* **Task instructions**: Find the string "What" in the data, then copy every line where it is found.

-- begin Material to process --

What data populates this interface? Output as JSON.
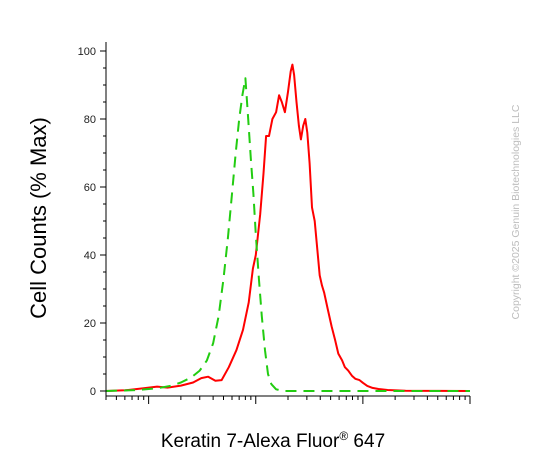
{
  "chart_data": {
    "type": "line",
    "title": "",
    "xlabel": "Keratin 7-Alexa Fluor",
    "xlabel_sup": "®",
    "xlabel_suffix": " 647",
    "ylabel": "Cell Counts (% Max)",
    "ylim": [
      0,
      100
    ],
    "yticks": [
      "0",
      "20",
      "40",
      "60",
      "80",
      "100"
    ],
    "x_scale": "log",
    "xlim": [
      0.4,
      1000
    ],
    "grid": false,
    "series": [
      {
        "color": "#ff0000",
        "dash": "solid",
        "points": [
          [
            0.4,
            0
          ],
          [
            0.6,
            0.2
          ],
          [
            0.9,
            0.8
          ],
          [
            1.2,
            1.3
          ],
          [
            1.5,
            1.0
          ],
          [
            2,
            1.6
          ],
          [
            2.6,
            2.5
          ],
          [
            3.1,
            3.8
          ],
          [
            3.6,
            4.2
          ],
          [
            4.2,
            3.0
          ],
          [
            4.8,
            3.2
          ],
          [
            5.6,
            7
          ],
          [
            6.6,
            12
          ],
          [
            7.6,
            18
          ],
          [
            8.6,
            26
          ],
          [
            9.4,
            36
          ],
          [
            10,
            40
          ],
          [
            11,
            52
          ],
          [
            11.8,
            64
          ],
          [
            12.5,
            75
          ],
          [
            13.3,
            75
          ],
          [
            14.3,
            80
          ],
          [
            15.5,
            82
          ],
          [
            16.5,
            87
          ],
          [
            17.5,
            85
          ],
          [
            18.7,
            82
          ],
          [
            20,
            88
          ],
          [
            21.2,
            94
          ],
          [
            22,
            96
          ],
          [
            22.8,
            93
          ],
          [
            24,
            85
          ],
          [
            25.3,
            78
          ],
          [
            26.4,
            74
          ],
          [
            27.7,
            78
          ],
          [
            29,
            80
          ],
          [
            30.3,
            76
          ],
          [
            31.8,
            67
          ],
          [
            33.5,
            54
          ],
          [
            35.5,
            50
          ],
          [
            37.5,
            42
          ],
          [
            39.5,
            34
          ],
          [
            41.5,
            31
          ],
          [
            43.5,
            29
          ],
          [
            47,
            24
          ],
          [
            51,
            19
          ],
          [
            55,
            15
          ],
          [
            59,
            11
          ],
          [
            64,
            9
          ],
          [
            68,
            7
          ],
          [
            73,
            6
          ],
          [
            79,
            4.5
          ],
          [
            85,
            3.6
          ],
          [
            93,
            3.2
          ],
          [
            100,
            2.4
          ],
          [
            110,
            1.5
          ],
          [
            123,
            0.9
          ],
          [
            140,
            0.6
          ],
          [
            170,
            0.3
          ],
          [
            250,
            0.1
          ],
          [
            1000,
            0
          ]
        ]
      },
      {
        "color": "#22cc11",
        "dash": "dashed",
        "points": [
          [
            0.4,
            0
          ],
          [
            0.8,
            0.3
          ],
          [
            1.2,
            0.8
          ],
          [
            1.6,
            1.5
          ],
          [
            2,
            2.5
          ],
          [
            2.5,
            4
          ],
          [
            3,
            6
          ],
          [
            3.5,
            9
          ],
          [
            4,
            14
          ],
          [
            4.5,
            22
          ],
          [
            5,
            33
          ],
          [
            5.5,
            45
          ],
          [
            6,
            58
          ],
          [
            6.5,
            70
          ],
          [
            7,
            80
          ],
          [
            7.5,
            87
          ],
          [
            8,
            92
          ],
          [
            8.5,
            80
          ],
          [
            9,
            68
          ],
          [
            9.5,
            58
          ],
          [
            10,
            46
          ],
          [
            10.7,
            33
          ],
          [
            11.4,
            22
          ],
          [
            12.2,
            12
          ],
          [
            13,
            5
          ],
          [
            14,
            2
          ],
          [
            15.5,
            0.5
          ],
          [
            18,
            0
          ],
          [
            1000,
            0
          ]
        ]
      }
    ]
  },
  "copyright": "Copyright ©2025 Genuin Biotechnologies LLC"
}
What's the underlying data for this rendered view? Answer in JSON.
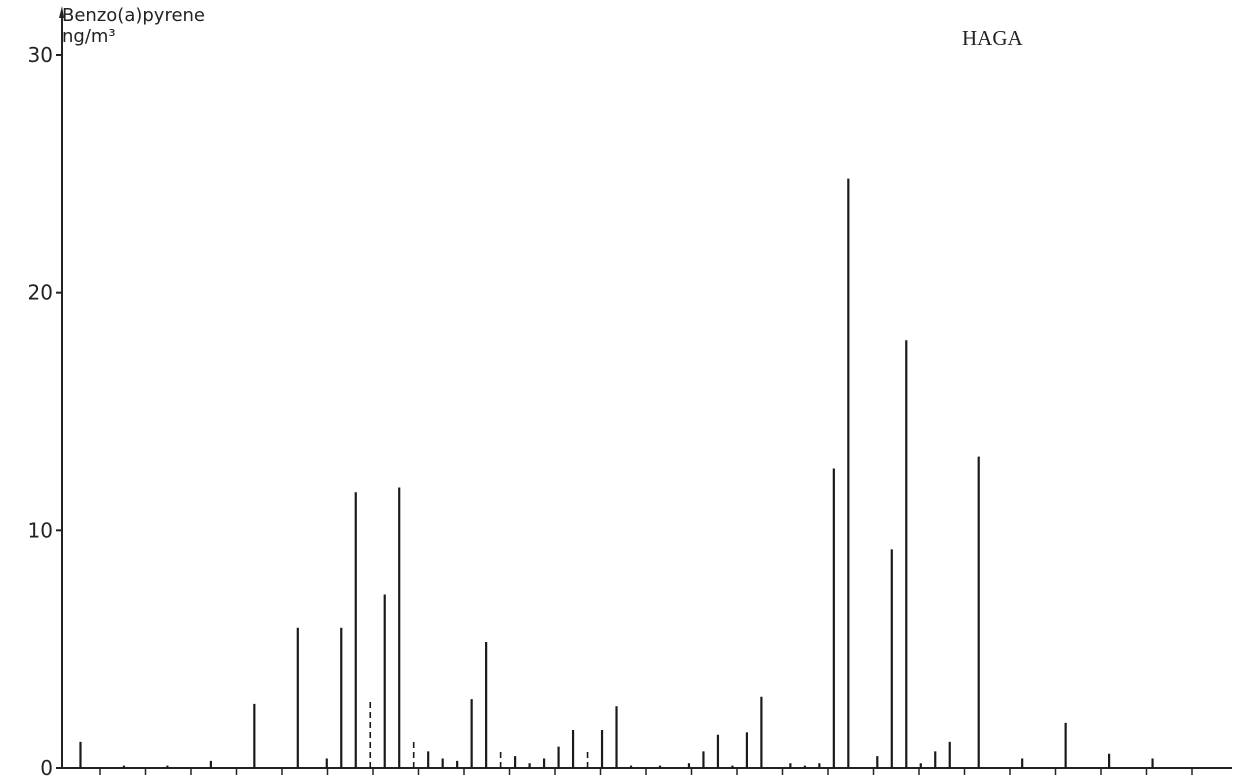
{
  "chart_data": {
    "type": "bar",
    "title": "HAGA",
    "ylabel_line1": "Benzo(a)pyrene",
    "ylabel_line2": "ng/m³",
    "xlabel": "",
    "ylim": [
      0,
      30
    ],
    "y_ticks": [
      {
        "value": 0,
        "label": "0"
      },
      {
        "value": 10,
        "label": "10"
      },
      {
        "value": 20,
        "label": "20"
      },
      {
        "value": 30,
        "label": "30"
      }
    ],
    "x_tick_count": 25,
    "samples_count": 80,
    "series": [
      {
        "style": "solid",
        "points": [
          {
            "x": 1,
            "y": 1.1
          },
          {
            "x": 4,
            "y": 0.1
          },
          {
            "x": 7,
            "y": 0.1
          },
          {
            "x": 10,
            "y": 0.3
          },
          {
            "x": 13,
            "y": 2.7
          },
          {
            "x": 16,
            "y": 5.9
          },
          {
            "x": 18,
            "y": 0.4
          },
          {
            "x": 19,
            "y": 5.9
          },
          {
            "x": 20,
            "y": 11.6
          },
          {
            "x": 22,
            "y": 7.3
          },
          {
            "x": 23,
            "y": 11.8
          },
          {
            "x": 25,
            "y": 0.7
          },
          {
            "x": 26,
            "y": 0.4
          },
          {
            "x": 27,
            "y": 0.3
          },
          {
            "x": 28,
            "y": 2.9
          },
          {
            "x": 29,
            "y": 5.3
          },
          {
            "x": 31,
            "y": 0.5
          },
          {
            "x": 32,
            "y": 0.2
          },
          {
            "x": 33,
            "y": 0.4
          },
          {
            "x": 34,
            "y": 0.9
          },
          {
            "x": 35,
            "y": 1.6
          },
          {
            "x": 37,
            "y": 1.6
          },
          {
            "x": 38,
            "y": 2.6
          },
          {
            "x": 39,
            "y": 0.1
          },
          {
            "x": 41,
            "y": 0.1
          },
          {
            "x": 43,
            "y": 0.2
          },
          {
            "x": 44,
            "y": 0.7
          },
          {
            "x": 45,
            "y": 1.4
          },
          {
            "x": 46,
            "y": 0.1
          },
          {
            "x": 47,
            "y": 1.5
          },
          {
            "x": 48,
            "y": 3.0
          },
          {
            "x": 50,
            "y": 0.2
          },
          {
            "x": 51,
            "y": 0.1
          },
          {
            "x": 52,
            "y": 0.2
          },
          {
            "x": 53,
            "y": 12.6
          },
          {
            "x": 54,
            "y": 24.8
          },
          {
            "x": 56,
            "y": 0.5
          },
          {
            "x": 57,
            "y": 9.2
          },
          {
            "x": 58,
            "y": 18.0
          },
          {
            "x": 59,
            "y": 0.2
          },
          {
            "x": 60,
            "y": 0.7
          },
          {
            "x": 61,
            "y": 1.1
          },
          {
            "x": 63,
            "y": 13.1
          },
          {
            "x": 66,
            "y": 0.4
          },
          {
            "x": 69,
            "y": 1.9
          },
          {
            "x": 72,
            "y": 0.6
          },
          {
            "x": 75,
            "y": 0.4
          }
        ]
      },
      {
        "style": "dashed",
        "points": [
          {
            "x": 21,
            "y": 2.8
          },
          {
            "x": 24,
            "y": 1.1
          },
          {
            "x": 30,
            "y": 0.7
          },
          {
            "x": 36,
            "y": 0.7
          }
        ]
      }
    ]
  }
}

-- end Material to process --

* **Result of this task**:
What data populates this interface? Output as JSON.
What's the underlying data for this rendered view? Answer in JSON.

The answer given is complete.